Recorded data
▼
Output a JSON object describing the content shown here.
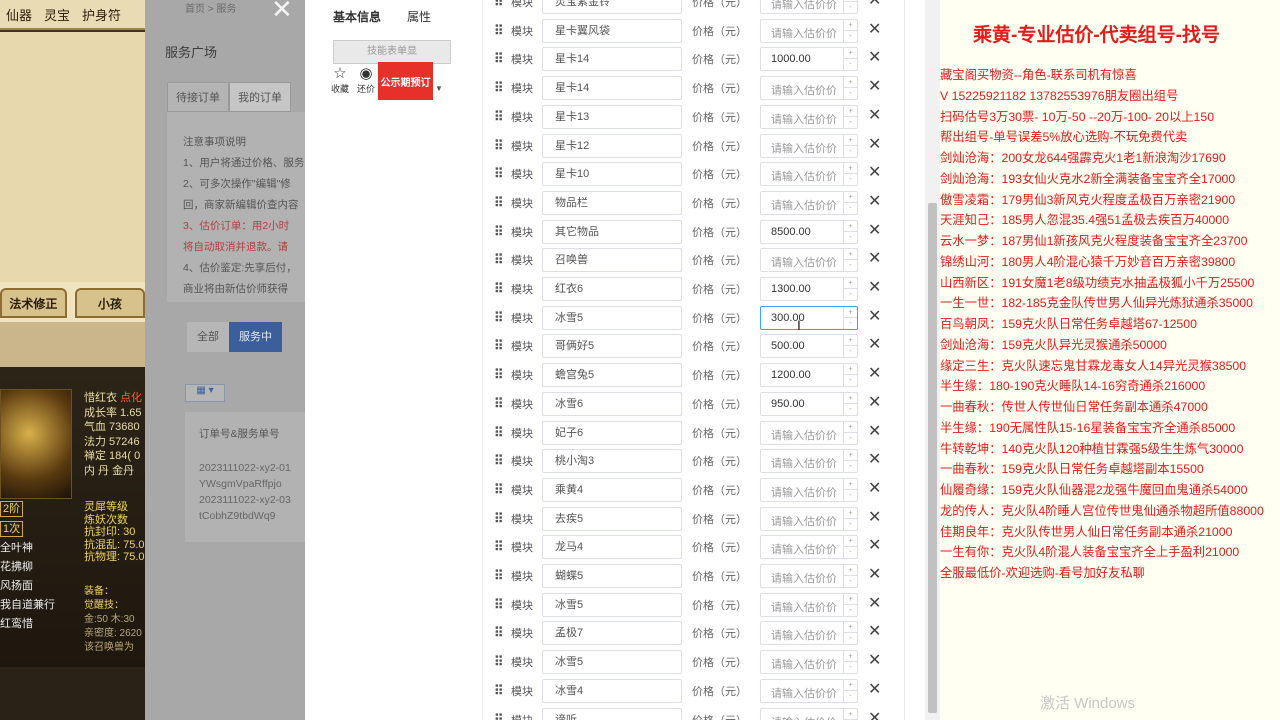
{
  "game": {
    "menu": [
      "仙器",
      "灵宝",
      "护身符"
    ],
    "tabs": [
      "法术修正",
      "小孩"
    ],
    "char_name": "惜红衣",
    "char_name_tag": "点化",
    "stats": [
      "成长率 1.65",
      "气血 73680",
      "法力 57246",
      "禅定 184( 0",
      "内 丹 金丹"
    ],
    "stats2": [
      "灵犀等级",
      "炼妖次数",
      "抗封印: 30",
      "抗混乱: 75.0",
      "抗物理: 75.0"
    ],
    "side": [
      "2阶",
      "1次",
      "全叶神",
      "花拂柳",
      "风扬面",
      "我自道兼行",
      "红鸾惜"
    ],
    "equip_label": "装备：",
    "skill_label": "觉醒技：",
    "foot": [
      "金:50 木:30",
      "亲密度: 2620",
      "该召唤兽为"
    ]
  },
  "overlay": {
    "crumb": "首页 > 服务",
    "title": "服务广场",
    "tabs": [
      "待接订单",
      "我的订单"
    ],
    "notice_title": "注意事项说明",
    "notice": [
      "1、用户将通过价格、服务",
      "2、可多次操作\"编辑\"修",
      "回，商家新编辑价查内容",
      "3、估价订单：用2小时",
      "将自动取消并退款。请",
      "4、估价鉴定:先享后付，",
      "商业将由新估价师获得"
    ],
    "filter_all": "全部",
    "filter_active": "服务中",
    "orders_header": "订单号&服务单号",
    "orders": [
      "2023111022-xy2-01",
      "YWsgmVpaRffpjo",
      "2023111022-xy2-03",
      "tCobhZ9tbdWq9"
    ]
  },
  "card": {
    "tabs": [
      "基本信息",
      "属性"
    ],
    "thumb": "技能表单显",
    "collect": "收藏",
    "bargain": "还价",
    "reserve": "公示期预订"
  },
  "form": {
    "block_label": "模块",
    "price_label": "价格（元）",
    "placeholder": "请输入估价价",
    "rows": [
      {
        "name": "灵宝紫金铃",
        "price": ""
      },
      {
        "name": "星卡翼风袋",
        "price": ""
      },
      {
        "name": "星卡14",
        "price": "1000.00"
      },
      {
        "name": "星卡14",
        "price": ""
      },
      {
        "name": "星卡13",
        "price": ""
      },
      {
        "name": "星卡12",
        "price": ""
      },
      {
        "name": "星卡10",
        "price": ""
      },
      {
        "name": "物品栏",
        "price": ""
      },
      {
        "name": "其它物品",
        "price": "8500.00"
      },
      {
        "name": "召唤兽",
        "price": ""
      },
      {
        "name": "红衣6",
        "price": "1300.00"
      },
      {
        "name": "冰雪5",
        "price": "300.00"
      },
      {
        "name": "哥俩好5",
        "price": "500.00"
      },
      {
        "name": "蟾宫兔5",
        "price": "1200.00"
      },
      {
        "name": "冰雪6",
        "price": "950.00"
      },
      {
        "name": "妃子6",
        "price": ""
      },
      {
        "name": "桃小淘3",
        "price": ""
      },
      {
        "name": "乘黄4",
        "price": ""
      },
      {
        "name": "去疾5",
        "price": ""
      },
      {
        "name": "龙马4",
        "price": ""
      },
      {
        "name": "蝴蝶5",
        "price": ""
      },
      {
        "name": "冰雪5",
        "price": ""
      },
      {
        "name": "孟极7",
        "price": ""
      },
      {
        "name": "冰雪5",
        "price": ""
      },
      {
        "name": "冰雪4",
        "price": ""
      },
      {
        "name": "谛听",
        "price": ""
      }
    ],
    "focused_index": 11
  },
  "ads": {
    "title": "乘黄-专业估价-代卖组号-找号",
    "lines": [
      "藏宝阁买物资--角色-联系司机有惊喜",
      "V 15225921182  13782553976朋友圈出组号",
      "扫码估号3万30票- 10万-50 --20万-100- 20以上150",
      "帮出组号-单号误差5%放心选购-不玩免费代卖",
      "剑灿沧海：200女龙644强霹克火1老1新浪淘沙17690",
      "剑灿沧海：193女仙火克水2新全满装备宝宝齐全17000",
      "傲雪凌霜：179男仙3新风克火程度孟极百万亲密21900",
      "天涯知己：185男人忽混35.4强51孟极去疾百万40000",
      "云水一梦：187男仙1新孩风克火程度装备宝宝齐全23700",
      "锦绣山河：180男人4阶混心猿千万妙音百万亲密39800",
      "山西新区：191女魔1老8级功绩克水抽孟极狐小千万25500",
      "一生一世：182-185克金队传世男人仙异光炼狱通杀35000",
      "百鸟朝凤：159克火队日常任务卓越塔67-12500",
      "剑灿沧海：159克火队异光灵猴通杀50000",
      "缘定三生：克火队速忘鬼甘霖龙毒女人14异光灵猴38500",
      "半生缘：180-190克火睡队14-16穷奇通杀216000",
      "一曲春秋：传世人传世仙日常任务副本通杀47000",
      "半生缘：190无属性队15-16星装备宝宝齐全通杀85000",
      "牛转乾坤：140克火队120种植甘霖强5级生生炼气30000",
      "一曲春秋：159克火队日常任务卓越塔副本15500",
      "仙履奇缘：159克火队仙器混2龙强牛魔回血鬼通杀54000",
      "龙的传人：克火队4阶睡人宫位传世鬼仙通杀物超所值88000",
      "佳期良年：克火队传世男人仙日常任务副本通杀21000",
      "一生有你：克火队4阶混人装备宝宝齐全上手盈利21000",
      "全服最低价-欢迎选购-看号加好友私聊"
    ]
  },
  "watermark": "激活 Windows"
}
▲
Give the number of lines in the listing above that hold the string "一曲春秋", with nothing else.

2